**THE PROBLEM:**
Wherever the word "this" appears in the entries, copy the whole line.

**RECORDS PROVIDED:**
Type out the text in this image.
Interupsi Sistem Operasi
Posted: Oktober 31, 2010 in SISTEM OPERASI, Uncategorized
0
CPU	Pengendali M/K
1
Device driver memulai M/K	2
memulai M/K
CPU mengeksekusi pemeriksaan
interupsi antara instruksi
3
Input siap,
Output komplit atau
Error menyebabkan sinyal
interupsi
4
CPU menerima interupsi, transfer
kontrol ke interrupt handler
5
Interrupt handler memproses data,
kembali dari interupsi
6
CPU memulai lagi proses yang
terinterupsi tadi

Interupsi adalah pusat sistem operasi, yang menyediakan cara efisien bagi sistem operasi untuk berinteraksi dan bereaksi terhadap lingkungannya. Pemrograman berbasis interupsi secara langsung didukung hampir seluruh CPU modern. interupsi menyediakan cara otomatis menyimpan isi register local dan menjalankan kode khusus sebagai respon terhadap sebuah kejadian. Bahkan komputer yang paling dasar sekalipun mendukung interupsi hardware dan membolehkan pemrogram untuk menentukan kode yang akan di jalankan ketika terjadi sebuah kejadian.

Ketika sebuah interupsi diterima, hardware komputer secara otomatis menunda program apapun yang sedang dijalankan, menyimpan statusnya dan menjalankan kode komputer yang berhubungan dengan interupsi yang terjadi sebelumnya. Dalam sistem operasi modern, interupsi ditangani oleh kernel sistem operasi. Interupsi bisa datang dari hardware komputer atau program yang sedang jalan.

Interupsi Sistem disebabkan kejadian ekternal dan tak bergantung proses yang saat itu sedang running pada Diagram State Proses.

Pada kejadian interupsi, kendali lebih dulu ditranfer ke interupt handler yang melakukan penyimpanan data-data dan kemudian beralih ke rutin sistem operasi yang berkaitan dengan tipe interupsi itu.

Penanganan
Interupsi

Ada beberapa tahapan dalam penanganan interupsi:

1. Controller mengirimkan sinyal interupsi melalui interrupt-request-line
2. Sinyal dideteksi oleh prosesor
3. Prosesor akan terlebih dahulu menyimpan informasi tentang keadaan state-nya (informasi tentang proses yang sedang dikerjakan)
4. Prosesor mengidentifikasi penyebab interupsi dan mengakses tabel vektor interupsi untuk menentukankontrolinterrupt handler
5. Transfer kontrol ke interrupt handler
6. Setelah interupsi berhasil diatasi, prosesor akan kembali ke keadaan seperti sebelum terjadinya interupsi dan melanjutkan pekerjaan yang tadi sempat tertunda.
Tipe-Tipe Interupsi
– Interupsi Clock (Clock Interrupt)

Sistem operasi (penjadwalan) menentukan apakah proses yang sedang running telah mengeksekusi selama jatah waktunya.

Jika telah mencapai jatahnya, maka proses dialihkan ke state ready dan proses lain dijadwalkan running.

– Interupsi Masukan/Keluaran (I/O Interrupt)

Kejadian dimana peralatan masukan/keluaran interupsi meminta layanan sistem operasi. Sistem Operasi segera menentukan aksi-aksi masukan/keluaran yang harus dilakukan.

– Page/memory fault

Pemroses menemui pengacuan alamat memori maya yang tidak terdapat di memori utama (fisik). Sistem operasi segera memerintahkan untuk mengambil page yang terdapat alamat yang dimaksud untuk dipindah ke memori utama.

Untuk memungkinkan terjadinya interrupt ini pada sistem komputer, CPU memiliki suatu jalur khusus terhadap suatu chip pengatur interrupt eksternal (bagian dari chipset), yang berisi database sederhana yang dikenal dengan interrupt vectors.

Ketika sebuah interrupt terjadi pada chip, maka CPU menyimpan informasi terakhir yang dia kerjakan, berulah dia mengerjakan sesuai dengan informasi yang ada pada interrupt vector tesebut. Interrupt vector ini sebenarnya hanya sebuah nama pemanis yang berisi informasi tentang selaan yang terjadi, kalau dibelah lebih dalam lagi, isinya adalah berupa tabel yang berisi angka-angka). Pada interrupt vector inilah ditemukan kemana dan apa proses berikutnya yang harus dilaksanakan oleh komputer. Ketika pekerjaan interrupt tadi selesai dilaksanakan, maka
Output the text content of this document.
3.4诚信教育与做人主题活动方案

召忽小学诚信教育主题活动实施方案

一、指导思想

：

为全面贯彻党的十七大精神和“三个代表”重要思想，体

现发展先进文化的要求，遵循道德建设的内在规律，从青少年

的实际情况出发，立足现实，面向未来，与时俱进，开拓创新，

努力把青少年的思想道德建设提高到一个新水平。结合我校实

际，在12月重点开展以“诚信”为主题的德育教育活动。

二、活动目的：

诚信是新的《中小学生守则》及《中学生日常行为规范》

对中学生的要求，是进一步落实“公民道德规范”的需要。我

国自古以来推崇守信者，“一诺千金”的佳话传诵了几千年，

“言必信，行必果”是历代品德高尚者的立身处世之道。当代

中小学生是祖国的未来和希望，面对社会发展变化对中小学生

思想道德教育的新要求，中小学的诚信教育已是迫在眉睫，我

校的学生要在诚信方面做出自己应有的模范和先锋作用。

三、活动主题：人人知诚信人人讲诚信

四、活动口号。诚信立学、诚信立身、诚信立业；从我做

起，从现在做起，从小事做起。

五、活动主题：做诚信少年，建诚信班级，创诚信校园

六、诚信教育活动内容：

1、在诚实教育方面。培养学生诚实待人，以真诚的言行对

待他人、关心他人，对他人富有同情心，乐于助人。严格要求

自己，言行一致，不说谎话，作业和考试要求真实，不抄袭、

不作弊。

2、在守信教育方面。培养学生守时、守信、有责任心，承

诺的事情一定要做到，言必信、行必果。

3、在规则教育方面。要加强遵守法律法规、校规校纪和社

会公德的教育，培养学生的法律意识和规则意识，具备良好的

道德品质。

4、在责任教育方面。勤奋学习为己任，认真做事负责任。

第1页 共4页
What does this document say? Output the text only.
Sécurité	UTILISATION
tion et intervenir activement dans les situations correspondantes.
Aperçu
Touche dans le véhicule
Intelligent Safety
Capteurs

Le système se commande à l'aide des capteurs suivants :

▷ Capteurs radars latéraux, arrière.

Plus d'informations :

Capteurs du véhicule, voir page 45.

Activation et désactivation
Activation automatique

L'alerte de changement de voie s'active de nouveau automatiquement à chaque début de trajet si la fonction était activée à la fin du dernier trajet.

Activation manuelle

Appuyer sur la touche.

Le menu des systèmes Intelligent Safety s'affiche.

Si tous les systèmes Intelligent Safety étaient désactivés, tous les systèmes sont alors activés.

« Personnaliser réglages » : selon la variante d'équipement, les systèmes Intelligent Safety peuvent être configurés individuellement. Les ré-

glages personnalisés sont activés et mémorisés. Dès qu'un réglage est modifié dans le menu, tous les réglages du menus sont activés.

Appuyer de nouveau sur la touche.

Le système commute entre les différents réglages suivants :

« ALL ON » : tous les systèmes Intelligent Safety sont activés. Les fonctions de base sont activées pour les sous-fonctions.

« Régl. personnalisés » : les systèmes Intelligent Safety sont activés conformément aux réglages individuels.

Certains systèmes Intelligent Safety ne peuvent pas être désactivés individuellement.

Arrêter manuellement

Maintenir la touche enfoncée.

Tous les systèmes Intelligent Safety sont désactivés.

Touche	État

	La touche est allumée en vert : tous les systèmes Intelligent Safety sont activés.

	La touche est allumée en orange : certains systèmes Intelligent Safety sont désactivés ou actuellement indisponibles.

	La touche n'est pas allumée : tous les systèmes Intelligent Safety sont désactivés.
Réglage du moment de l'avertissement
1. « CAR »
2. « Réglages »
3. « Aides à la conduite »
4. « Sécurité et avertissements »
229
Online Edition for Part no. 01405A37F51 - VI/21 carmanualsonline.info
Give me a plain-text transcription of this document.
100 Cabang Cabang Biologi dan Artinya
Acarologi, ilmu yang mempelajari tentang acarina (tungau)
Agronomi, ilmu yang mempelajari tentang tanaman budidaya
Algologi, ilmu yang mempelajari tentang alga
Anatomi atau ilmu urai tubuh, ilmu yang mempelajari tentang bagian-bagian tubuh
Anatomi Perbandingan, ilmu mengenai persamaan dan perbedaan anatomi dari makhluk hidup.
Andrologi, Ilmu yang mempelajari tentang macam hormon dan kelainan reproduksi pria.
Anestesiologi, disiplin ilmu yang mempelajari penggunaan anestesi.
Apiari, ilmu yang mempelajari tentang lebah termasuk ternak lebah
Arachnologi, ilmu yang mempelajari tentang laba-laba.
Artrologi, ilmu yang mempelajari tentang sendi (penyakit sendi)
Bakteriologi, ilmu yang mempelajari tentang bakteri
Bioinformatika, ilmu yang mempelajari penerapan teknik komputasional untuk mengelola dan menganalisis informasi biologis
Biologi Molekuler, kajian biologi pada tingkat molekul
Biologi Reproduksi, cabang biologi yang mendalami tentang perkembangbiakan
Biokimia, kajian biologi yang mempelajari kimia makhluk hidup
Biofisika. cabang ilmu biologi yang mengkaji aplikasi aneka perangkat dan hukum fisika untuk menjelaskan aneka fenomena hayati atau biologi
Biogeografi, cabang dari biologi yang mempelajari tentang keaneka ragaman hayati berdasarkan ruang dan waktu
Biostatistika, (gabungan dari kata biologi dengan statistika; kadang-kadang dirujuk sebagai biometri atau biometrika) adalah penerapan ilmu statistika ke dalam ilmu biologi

**FINAL RESULT:**
Type out the text in this image.
Output the text content of this document.
What does this document say? Output the text only.
Give me a plain-text transcription of this document.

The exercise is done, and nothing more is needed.